Instructions for the task
Search the material below for the word "dword". Copy every line that has it.
═════ Task material ═════
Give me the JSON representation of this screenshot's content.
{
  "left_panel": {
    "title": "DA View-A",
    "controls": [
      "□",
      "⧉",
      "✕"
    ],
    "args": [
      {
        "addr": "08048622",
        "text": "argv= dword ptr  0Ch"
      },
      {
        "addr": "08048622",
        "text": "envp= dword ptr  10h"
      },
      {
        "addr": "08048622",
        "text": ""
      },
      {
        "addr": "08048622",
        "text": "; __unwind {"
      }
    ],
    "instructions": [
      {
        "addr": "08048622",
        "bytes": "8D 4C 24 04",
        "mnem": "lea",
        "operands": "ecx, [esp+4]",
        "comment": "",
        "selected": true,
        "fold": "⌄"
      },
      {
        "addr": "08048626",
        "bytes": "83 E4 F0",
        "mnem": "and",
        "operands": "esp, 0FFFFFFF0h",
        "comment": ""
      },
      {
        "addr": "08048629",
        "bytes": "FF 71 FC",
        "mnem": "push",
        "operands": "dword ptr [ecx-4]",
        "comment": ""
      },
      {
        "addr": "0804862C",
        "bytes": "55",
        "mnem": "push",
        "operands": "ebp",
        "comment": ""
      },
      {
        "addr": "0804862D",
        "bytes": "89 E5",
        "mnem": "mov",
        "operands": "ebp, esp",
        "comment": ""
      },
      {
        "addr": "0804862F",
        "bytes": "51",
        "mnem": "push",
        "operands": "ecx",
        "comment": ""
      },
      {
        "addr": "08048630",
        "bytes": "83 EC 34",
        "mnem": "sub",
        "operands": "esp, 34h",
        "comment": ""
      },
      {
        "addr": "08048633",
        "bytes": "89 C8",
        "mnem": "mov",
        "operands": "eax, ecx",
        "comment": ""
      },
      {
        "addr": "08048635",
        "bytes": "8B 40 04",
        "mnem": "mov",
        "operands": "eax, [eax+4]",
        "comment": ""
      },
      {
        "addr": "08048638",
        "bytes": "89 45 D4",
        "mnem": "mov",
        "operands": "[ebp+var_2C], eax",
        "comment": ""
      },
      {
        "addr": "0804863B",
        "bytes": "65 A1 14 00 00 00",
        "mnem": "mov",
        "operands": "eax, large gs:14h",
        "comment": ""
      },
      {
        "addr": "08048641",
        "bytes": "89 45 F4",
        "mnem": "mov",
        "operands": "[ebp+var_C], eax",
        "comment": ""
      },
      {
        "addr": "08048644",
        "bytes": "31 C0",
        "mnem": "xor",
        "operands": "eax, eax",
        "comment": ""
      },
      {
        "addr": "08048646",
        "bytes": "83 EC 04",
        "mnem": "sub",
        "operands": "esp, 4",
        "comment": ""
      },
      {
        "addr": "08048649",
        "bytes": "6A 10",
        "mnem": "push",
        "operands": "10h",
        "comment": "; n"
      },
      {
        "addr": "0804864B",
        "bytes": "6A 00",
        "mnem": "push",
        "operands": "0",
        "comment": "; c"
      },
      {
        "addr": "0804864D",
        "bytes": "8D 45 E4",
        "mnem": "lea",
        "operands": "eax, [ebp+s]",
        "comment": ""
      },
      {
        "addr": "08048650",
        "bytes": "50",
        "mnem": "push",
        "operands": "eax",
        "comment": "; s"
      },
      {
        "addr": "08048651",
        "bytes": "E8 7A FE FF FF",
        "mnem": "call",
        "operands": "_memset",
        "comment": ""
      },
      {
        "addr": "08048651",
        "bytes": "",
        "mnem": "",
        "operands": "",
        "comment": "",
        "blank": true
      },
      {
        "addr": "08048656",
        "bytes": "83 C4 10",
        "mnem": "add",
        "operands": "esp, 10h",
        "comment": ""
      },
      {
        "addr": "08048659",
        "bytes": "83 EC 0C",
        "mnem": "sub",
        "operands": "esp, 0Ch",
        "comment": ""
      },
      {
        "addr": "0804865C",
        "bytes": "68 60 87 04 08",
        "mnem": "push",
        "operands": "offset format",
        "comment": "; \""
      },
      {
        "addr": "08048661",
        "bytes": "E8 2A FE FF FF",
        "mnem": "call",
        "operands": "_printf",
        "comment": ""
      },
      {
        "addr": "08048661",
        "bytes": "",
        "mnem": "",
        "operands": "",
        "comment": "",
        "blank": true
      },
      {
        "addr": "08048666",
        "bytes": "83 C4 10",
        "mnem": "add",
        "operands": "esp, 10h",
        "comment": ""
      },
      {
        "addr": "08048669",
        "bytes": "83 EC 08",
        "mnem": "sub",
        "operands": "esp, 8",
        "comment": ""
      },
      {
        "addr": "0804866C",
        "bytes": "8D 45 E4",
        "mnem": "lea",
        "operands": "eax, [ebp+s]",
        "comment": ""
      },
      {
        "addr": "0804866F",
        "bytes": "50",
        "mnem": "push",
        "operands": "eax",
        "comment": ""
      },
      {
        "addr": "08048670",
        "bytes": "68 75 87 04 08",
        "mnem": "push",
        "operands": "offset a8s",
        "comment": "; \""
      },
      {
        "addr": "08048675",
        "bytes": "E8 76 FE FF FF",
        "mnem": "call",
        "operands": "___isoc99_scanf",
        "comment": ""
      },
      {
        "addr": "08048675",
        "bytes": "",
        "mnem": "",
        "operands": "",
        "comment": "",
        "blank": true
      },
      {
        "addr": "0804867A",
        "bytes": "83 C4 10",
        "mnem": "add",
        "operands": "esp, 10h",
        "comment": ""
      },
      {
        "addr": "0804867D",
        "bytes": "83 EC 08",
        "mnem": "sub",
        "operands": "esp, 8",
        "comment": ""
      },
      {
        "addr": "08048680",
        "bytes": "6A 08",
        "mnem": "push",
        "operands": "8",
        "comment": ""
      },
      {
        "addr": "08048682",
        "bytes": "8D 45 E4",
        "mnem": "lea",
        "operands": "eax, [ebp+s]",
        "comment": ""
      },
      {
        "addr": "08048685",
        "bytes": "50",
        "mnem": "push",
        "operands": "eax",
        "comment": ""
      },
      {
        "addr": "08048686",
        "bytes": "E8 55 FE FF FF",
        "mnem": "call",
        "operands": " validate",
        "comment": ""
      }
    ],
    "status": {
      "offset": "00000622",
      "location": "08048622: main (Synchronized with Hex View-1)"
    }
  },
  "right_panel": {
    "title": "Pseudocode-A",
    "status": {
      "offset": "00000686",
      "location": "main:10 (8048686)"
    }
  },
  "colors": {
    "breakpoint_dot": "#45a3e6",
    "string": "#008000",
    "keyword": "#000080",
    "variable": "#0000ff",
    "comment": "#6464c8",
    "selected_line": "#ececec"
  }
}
═════
Exercise solution
        "text": "argv= dword ptr  0Ch"
        "text": "envp= dword ptr  10h"
        "operands": "dword ptr [ecx-4]",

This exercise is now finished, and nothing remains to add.